* **SET PROBLEM**:
Only a number is wanted: how many lines in these records contain the word "رحمه"?

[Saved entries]
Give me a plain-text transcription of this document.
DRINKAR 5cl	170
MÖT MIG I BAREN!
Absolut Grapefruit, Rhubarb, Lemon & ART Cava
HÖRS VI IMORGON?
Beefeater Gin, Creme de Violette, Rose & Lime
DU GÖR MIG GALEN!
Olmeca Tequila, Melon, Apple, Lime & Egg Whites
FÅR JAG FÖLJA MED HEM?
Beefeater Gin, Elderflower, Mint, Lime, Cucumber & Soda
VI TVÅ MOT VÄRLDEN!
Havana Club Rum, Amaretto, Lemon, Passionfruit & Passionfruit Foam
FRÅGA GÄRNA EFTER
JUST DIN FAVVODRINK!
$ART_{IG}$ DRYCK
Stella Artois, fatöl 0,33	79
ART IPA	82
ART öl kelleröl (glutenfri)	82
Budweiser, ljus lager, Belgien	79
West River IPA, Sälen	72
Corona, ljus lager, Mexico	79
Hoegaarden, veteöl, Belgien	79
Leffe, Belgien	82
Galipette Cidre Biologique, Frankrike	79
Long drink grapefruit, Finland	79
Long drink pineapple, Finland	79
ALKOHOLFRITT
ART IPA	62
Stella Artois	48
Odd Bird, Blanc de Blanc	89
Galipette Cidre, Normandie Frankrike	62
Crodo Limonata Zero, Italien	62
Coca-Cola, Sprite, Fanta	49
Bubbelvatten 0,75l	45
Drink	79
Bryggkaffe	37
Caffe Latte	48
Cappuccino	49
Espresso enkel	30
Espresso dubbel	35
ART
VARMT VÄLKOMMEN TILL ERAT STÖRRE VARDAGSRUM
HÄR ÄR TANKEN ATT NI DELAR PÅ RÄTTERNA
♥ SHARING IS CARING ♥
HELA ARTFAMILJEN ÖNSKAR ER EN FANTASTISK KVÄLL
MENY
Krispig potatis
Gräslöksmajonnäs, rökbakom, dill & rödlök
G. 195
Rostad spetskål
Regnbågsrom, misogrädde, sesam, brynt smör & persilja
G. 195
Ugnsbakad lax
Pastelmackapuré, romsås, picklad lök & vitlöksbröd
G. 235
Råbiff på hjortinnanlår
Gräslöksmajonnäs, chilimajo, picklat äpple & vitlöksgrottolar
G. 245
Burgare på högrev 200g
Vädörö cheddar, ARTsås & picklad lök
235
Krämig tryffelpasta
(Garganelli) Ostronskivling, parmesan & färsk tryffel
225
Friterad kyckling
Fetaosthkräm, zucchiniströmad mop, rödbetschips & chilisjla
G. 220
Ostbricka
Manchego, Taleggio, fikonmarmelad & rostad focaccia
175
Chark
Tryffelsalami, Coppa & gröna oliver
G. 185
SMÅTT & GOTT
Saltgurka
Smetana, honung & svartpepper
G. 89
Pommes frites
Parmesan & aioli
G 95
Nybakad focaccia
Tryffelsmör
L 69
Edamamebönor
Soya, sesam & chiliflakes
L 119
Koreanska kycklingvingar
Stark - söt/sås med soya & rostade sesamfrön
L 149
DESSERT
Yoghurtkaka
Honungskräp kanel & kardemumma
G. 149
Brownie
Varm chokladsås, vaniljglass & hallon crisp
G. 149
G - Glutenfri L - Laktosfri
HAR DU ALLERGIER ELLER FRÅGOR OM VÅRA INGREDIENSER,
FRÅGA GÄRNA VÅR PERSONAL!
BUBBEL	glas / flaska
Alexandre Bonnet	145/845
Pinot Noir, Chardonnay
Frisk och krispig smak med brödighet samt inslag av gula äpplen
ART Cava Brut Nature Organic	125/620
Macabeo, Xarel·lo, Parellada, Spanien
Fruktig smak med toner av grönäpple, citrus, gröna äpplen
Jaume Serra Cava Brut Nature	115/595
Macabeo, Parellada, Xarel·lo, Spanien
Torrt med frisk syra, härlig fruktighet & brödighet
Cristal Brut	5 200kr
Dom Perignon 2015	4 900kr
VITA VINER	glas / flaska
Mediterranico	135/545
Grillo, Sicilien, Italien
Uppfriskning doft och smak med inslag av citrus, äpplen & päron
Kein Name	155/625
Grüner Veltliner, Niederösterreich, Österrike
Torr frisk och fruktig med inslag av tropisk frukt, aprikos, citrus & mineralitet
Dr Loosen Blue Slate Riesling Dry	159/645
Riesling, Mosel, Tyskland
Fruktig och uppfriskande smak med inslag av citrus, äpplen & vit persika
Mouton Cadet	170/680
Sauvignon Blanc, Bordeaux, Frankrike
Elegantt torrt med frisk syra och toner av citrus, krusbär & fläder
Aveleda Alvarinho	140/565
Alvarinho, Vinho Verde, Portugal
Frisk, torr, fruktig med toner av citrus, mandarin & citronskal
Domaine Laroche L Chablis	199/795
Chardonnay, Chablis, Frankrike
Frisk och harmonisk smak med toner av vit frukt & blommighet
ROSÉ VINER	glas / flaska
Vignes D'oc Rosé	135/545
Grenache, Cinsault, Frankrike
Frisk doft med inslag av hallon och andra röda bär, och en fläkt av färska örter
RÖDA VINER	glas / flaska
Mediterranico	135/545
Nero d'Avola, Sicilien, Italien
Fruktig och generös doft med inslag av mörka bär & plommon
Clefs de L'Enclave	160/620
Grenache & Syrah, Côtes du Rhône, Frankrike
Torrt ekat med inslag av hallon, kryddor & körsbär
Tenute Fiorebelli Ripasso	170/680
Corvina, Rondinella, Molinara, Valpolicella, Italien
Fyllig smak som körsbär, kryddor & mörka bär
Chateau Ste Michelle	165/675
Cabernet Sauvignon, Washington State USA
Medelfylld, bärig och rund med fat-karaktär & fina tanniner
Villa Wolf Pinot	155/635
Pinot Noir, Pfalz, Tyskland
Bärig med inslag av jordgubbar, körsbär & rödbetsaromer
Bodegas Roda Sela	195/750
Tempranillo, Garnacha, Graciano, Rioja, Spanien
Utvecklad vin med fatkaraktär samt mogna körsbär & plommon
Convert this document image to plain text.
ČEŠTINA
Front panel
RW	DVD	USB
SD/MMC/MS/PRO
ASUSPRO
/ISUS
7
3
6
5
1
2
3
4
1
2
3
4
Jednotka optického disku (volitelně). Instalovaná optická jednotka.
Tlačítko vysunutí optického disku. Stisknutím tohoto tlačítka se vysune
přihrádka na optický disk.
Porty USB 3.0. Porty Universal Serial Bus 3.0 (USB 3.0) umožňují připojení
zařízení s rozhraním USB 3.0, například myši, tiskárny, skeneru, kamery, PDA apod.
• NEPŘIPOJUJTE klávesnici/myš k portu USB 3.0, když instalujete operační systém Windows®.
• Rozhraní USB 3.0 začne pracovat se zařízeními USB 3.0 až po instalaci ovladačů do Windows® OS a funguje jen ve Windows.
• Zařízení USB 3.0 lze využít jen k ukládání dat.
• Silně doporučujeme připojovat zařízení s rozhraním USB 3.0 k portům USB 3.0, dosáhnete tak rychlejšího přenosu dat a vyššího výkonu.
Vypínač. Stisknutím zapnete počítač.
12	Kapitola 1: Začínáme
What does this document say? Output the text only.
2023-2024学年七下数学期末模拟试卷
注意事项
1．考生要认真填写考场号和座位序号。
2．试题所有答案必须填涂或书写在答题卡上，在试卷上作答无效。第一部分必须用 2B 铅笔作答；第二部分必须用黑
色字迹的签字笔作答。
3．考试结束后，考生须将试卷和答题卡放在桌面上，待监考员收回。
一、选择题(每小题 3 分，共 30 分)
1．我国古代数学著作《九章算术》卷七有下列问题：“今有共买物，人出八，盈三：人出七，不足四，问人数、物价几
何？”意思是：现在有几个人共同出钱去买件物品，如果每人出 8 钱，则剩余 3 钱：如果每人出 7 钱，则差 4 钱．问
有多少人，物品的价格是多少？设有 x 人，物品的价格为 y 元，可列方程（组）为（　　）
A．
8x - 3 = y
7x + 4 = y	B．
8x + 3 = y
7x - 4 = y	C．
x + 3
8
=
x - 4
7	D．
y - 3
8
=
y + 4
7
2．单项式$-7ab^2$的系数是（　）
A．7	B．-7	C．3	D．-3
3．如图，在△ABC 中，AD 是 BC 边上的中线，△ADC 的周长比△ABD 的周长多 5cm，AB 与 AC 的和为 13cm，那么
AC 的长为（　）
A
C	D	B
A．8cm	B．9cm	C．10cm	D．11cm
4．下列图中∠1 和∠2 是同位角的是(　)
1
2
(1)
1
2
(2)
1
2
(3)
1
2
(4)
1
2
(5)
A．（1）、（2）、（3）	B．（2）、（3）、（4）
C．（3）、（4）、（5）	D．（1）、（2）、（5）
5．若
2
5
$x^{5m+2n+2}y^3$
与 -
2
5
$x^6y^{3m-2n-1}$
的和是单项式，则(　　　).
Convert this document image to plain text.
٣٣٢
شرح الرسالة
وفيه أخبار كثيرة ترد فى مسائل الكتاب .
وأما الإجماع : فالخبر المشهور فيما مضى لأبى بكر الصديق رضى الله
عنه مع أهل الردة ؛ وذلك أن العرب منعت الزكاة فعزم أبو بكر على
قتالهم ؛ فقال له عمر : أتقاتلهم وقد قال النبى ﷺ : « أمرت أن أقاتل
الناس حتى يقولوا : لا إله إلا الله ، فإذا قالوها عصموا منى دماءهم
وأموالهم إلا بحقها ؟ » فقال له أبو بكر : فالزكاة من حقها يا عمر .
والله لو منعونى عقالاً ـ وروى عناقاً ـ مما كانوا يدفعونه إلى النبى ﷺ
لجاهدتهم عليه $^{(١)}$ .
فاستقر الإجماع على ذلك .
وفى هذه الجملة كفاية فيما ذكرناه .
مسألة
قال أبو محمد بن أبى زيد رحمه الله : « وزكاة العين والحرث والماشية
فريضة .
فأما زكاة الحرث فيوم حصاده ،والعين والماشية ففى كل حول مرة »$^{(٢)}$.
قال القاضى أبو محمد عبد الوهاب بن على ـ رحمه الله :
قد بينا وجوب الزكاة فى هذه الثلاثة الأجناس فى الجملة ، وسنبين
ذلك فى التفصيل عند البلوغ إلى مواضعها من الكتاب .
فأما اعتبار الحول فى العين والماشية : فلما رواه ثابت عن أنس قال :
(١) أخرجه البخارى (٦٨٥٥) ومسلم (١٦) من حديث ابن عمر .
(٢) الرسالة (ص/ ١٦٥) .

* **TASK SOLUTION**:
2